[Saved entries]
==*==
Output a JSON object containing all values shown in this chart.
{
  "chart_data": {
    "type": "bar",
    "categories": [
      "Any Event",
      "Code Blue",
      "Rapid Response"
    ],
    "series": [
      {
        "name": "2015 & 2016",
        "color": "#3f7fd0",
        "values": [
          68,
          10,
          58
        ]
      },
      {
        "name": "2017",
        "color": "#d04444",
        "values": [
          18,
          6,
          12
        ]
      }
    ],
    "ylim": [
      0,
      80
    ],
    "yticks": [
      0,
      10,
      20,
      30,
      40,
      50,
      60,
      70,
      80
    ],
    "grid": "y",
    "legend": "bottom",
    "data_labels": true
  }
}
==*==
Write out every line from the records above, word for word.

- _RIGHT ANSWER_
Output a JSON object containing all values shown in this chart.
{
  "chart_data": {
    "type": "bar",
    "categories": [
      "Any Event",
      "Code Blue",
      "Rapid Response"
    ],
    "series": [
      {
        "name": "2015 & 2016",
        "color": "#3f7fd0",
        "values": [
          68,
          10,
          58
        ]
      },
      {
        "name": "2017",
        "color": "#d04444",
        "values": [
          18,
          6,
          12
        ]
      }
    ],
    "ylim": [
      0,
      80
    ],
    "yticks": [
      0,
      10,
      20,
      30,
      40,
      50,
      60,
      70,
      80
    ],
    "grid": "y",
    "legend": "bottom",
    "data_labels": true
  }
}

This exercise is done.